▸ **EXERCISE DIRECTIONS**
From the entries provided below, copy each line that contains the word "Customers".

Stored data
◇ ◇ ◇
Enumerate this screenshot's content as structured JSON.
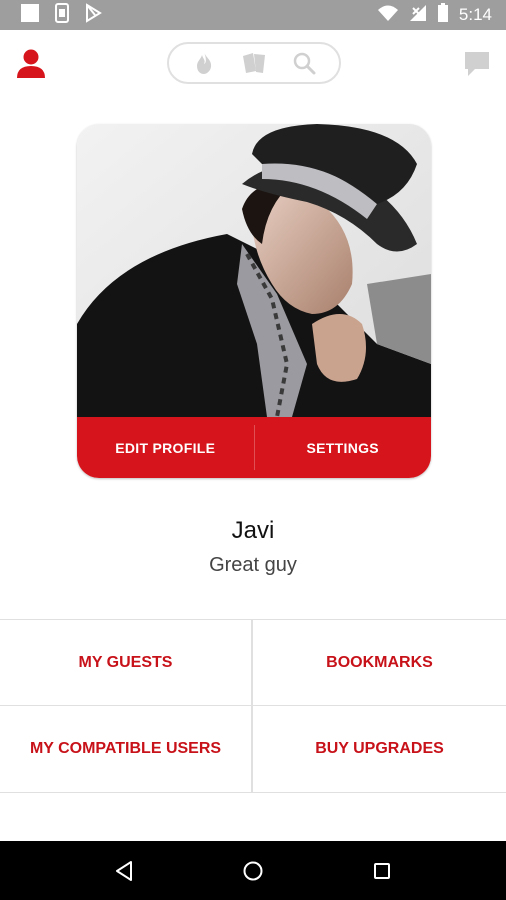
{
  "status_bar": {
    "time": "5:14",
    "icons": [
      "square-icon",
      "sim-icon",
      "play-store-icon",
      "wifi-icon",
      "signal-icon",
      "battery-icon"
    ]
  },
  "app_bar": {
    "icons": [
      "person-icon",
      "flame-icon",
      "cards-icon",
      "search-icon",
      "chat-icon"
    ],
    "accent_color": "#d6141b",
    "inactive_color": "#d0d0d0"
  },
  "profile_card": {
    "edit_label": "EDIT PROFILE",
    "settings_label": "SETTINGS",
    "button_color": "#d6141b"
  },
  "profile": {
    "name": "Javi",
    "tagline": "Great guy"
  },
  "menu": {
    "items": [
      {
        "label": "MY GUESTS"
      },
      {
        "label": "BOOKMARKS"
      },
      {
        "label": "MY COMPATIBLE USERS"
      },
      {
        "label": "BUY UPGRADES"
      }
    ],
    "text_color": "#c8121a"
  },
  "nav_bar": {
    "icons": [
      "back-icon",
      "home-icon",
      "recents-icon"
    ]
  }
}
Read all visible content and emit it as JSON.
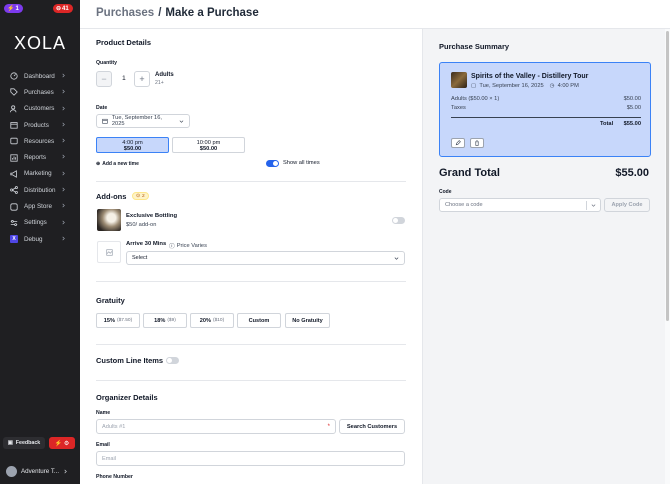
{
  "badges": {
    "left": "1",
    "right": "41"
  },
  "brand": {
    "logo": "XOLA"
  },
  "sidebar": {
    "items": [
      {
        "label": "Dashboard",
        "icon": "gauge-icon"
      },
      {
        "label": "Purchases",
        "icon": "tag-icon"
      },
      {
        "label": "Customers",
        "icon": "users-icon"
      },
      {
        "label": "Products",
        "icon": "calendar-icon"
      },
      {
        "label": "Resources",
        "icon": "box-icon"
      },
      {
        "label": "Reports",
        "icon": "chart-icon"
      },
      {
        "label": "Marketing",
        "icon": "megaphone-icon"
      },
      {
        "label": "Distribution",
        "icon": "network-icon"
      },
      {
        "label": "App Store",
        "icon": "store-icon"
      },
      {
        "label": "Settings",
        "icon": "sliders-icon"
      },
      {
        "label": "Debug",
        "icon": "debug-icon"
      }
    ],
    "feedback": "Feedback",
    "account": "Adventure T..."
  },
  "header": {
    "crumb": "Purchases",
    "separator": "/",
    "title": "Make a Purchase"
  },
  "product": {
    "title": "Product Details",
    "quantity_label": "Quantity",
    "quantity": "1",
    "adults_label": "Adults",
    "adults_sub": "21+",
    "date_label": "Date",
    "date_value": "Tue, September 16, 2025",
    "slots": [
      {
        "time": "4:00 pm",
        "price": "$50.00",
        "selected": true
      },
      {
        "time": "10:00 pm",
        "price": "$50.00",
        "selected": false
      }
    ],
    "add_time": "Add a new time",
    "show_all": "Show all times"
  },
  "addons": {
    "title": "Add-ons",
    "count": "2",
    "items": [
      {
        "name": "Exclusive Bottling",
        "sub": "$50/ add-on"
      },
      {
        "name": "Arrive 30 Mins",
        "sub": "Price Varies",
        "select": "Select"
      }
    ]
  },
  "gratuity": {
    "title": "Gratuity",
    "options": [
      {
        "label": "15%",
        "amount": "($7.50)"
      },
      {
        "label": "18%",
        "amount": "($9)"
      },
      {
        "label": "20%",
        "amount": "($10)"
      },
      {
        "label": "Custom",
        "amount": ""
      },
      {
        "label": "No Gratuity",
        "amount": ""
      }
    ]
  },
  "custom_lines": {
    "title": "Custom Line Items"
  },
  "organizer": {
    "title": "Organizer Details",
    "name_label": "Name",
    "name_placeholder": "Adults #1",
    "search_button": "Search Customers",
    "email_label": "Email",
    "email_placeholder": "Email",
    "phone_label": "Phone Number"
  },
  "summary": {
    "title": "Purchase Summary",
    "tour_title": "Spirits of the Valley - Distillery Tour",
    "tour_date": "Tue, September 16, 2025",
    "tour_time": "4:00 PM",
    "lines": [
      {
        "label": "Adults ($50.00 × 1)",
        "value": "$50.00"
      },
      {
        "label": "Taxes",
        "value": "$5.00"
      }
    ],
    "total_label": "Total",
    "total_value": "$55.00",
    "grand_label": "Grand Total",
    "grand_value": "$55.00",
    "code_label": "Code",
    "code_placeholder": "Choose a code",
    "apply": "Apply Code"
  },
  "colors": {
    "accent": "#2563eb",
    "selected_bg": "#c7d7fb",
    "sidebar_bg": "#1f1f22",
    "danger": "#dc2626"
  }
}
◇ ◇ ◇
▸ **FULL OUTPUT**
        "label": "Customers",
    "search_button": "Search Customers",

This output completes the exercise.